Reproduce every line of the entries below without changing any character.

+-------+

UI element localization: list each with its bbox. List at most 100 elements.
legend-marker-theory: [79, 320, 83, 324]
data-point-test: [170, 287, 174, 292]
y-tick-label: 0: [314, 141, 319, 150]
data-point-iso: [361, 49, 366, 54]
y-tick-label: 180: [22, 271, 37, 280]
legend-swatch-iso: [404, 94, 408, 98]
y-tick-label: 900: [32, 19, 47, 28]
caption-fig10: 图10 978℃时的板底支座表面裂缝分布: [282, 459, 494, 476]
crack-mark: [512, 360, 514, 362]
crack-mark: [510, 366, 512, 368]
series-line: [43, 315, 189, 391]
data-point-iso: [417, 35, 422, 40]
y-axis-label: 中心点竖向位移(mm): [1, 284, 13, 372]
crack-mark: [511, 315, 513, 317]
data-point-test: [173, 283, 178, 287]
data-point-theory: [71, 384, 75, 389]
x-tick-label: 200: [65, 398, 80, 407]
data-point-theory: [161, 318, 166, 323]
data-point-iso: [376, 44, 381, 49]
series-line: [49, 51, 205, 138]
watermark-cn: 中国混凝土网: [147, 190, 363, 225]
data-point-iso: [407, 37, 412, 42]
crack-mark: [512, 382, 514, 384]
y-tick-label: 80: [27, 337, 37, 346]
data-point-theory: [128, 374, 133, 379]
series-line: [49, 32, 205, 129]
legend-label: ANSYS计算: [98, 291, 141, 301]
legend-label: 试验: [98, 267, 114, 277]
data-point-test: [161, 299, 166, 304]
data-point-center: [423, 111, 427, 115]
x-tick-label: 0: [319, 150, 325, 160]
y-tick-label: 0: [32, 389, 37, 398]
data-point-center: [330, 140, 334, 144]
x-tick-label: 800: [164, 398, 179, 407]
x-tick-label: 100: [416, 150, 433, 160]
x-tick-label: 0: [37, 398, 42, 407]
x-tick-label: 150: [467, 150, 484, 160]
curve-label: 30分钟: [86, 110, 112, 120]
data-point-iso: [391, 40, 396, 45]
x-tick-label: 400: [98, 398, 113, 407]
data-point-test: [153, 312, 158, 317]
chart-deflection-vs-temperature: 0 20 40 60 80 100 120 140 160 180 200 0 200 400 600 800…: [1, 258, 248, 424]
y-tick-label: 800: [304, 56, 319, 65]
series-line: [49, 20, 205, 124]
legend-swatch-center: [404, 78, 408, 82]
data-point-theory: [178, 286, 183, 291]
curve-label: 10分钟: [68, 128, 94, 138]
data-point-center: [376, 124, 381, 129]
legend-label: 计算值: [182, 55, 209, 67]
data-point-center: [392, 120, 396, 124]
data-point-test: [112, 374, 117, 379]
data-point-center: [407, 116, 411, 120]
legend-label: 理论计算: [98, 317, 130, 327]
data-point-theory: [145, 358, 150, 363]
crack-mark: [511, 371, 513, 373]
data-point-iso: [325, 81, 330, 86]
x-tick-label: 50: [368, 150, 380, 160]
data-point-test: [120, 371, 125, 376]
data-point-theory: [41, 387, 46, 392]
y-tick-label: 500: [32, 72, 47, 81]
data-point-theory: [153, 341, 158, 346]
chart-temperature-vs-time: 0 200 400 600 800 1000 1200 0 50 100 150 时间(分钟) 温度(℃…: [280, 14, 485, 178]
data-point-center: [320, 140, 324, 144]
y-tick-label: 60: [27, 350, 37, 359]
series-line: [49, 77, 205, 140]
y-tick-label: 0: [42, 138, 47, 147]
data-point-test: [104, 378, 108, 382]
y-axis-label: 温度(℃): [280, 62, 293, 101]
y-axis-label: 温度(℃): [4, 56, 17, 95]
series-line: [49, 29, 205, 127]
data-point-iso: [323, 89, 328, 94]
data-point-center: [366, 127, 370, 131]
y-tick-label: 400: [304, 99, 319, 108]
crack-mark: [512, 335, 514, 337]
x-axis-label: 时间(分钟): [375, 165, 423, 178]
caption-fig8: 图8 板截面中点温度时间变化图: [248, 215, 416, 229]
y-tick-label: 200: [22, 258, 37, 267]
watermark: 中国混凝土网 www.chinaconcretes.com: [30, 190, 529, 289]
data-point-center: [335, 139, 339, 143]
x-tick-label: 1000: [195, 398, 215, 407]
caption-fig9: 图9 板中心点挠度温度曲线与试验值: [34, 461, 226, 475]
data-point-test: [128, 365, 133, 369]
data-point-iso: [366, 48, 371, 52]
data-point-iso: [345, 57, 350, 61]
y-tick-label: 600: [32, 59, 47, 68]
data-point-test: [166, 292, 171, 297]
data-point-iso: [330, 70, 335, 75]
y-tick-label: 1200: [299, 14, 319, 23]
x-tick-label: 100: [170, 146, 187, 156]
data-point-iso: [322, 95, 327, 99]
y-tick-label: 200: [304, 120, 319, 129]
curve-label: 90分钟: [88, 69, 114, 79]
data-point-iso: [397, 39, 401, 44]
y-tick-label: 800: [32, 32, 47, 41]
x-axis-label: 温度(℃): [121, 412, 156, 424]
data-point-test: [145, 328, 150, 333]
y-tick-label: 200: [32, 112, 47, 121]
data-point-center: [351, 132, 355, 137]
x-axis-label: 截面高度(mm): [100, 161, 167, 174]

+-------+

:: Reply to the exercise ::
UI element localization: list each with its bbox. List at most 100 elements.
legend-marker-theory: [79, 320, 83, 324]
data-point-test: [170, 287, 174, 292]
y-tick-label: 0: [314, 141, 319, 150]
data-point-iso: [361, 49, 366, 54]
y-tick-label: 180: [22, 271, 37, 280]
legend-swatch-iso: [404, 94, 408, 98]
y-tick-label: 900: [32, 19, 47, 28]
caption-fig10: 图10 978℃时的板底支座表面裂缝分布: [282, 459, 494, 476]
crack-mark: [512, 360, 514, 362]
crack-mark: [510, 366, 512, 368]
series-line: [43, 315, 189, 391]
data-point-iso: [417, 35, 422, 40]
y-axis-label: 中心点竖向位移(mm): [1, 284, 13, 372]
crack-mark: [511, 315, 513, 317]
data-point-test: [173, 283, 178, 287]
data-point-theory: [71, 384, 75, 389]
x-tick-label: 200: [65, 398, 80, 407]
data-point-theory: [161, 318, 166, 323]
data-point-iso: [376, 44, 381, 49]
series-line: [49, 51, 205, 138]
watermark-cn: 中国混凝土网: [147, 190, 363, 225]
data-point-iso: [407, 37, 412, 42]
crack-mark: [512, 382, 514, 384]
y-tick-label: 80: [27, 337, 37, 346]
data-point-theory: [128, 374, 133, 379]
series-line: [49, 32, 205, 129]
legend-label: ANSYS计算: [98, 291, 141, 301]
legend-label: 试验: [98, 267, 114, 277]
data-point-test: [161, 299, 166, 304]
data-point-center: [423, 111, 427, 115]
x-tick-label: 0: [319, 150, 325, 160]
y-tick-label: 0: [32, 389, 37, 398]
data-point-center: [330, 140, 334, 144]
x-tick-label: 800: [164, 398, 179, 407]
x-tick-label: 100: [416, 150, 433, 160]
x-tick-label: 0: [37, 398, 42, 407]
x-tick-label: 150: [467, 150, 484, 160]
curve-label: 30分钟: [86, 110, 112, 120]
data-point-iso: [391, 40, 396, 45]
x-tick-label: 400: [98, 398, 113, 407]
data-point-test: [153, 312, 158, 317]
chart-deflection-vs-temperature: 0 20 40 60 80 100 120 140 160 180 200 0 200 400 600 800…: [1, 258, 248, 424]
y-tick-label: 800: [304, 56, 319, 65]
series-line: [49, 20, 205, 124]
legend-swatch-center: [404, 78, 408, 82]
data-point-theory: [178, 286, 183, 291]
curve-label: 10分钟: [68, 128, 94, 138]
data-point-center: [376, 124, 381, 129]
legend-label: 计算值: [182, 55, 209, 67]
data-point-center: [392, 120, 396, 124]
data-point-test: [112, 374, 117, 379]
data-point-center: [407, 116, 411, 120]
legend-label: 理论计算: [98, 317, 130, 327]
data-point-theory: [145, 358, 150, 363]
crack-mark: [511, 371, 513, 373]
data-point-iso: [325, 81, 330, 86]
x-tick-label: 50: [368, 150, 380, 160]
data-point-test: [120, 371, 125, 376]
data-point-theory: [41, 387, 46, 392]
y-tick-label: 500: [32, 72, 47, 81]
data-point-theory: [153, 341, 158, 346]
chart-temperature-vs-time: 0 200 400 600 800 1000 1200 0 50 100 150 时间(分钟) 温度(℃…: [280, 14, 485, 178]
data-point-center: [320, 140, 324, 144]
y-tick-label: 60: [27, 350, 37, 359]
series-line: [49, 77, 205, 140]
y-tick-label: 0: [42, 138, 47, 147]
data-point-test: [104, 378, 108, 382]
y-axis-label: 温度(℃): [280, 62, 293, 101]
y-axis-label: 温度(℃): [4, 56, 17, 95]
series-line: [49, 29, 205, 127]
data-point-iso: [323, 89, 328, 94]
data-point-center: [366, 127, 370, 131]
y-tick-label: 400: [304, 99, 319, 108]
crack-mark: [512, 335, 514, 337]
x-axis-label: 时间(分钟): [375, 165, 423, 178]
caption-fig8: 图8 板截面中点温度时间变化图: [248, 215, 416, 229]
y-tick-label: 200: [22, 258, 37, 267]
watermark: 中国混凝土网 www.chinaconcretes.com: [30, 190, 529, 289]
data-point-center: [335, 139, 339, 143]
x-tick-label: 1000: [195, 398, 215, 407]
caption-fig9: 图9 板中心点挠度温度曲线与试验值: [34, 461, 226, 475]
data-point-test: [128, 365, 133, 369]
data-point-iso: [366, 48, 371, 52]
data-point-iso: [345, 57, 350, 61]
y-tick-label: 600: [32, 59, 47, 68]
data-point-test: [166, 292, 171, 297]
data-point-iso: [330, 70, 335, 75]
y-tick-label: 1200: [299, 14, 319, 23]
x-tick-label: 100: [170, 146, 187, 156]
data-point-iso: [322, 95, 327, 99]
y-tick-label: 200: [304, 120, 319, 129]
curve-label: 90分钟: [88, 69, 114, 79]
data-point-iso: [397, 39, 401, 44]
y-tick-label: 800: [32, 32, 47, 41]
x-axis-label: 温度(℃): [121, 412, 156, 424]
data-point-test: [145, 328, 150, 333]
y-tick-label: 200: [32, 112, 47, 121]
data-point-center: [351, 132, 355, 137]
x-axis-label: 截面高度(mm): [100, 161, 167, 174]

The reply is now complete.